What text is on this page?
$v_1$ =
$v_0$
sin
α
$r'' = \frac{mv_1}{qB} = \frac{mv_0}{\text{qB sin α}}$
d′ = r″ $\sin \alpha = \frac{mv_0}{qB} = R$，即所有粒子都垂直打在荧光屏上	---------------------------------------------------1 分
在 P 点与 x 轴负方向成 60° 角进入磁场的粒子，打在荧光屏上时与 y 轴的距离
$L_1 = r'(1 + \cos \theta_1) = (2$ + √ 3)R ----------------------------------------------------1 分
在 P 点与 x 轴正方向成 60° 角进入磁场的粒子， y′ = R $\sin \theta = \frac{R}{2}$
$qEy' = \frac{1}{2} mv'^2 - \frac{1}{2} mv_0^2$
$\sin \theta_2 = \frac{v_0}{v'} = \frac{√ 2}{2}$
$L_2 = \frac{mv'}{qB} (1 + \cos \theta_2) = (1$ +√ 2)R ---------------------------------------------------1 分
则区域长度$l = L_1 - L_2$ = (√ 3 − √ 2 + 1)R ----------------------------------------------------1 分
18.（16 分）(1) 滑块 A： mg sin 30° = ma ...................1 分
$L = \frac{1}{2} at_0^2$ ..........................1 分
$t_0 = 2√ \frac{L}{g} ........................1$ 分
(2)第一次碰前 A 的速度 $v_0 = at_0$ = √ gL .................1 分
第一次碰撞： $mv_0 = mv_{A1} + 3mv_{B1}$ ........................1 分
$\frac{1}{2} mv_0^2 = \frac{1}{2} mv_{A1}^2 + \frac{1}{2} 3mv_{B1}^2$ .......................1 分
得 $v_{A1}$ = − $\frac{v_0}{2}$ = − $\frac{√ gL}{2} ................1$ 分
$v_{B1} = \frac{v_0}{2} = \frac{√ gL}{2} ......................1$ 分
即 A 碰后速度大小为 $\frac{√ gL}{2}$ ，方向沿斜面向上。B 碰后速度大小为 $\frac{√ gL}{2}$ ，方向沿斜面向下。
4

WHAT IS BEING ASKED: Count the lines above in which the word "角进入磁场的粒子" appears, then state only that count.

REPLY: 2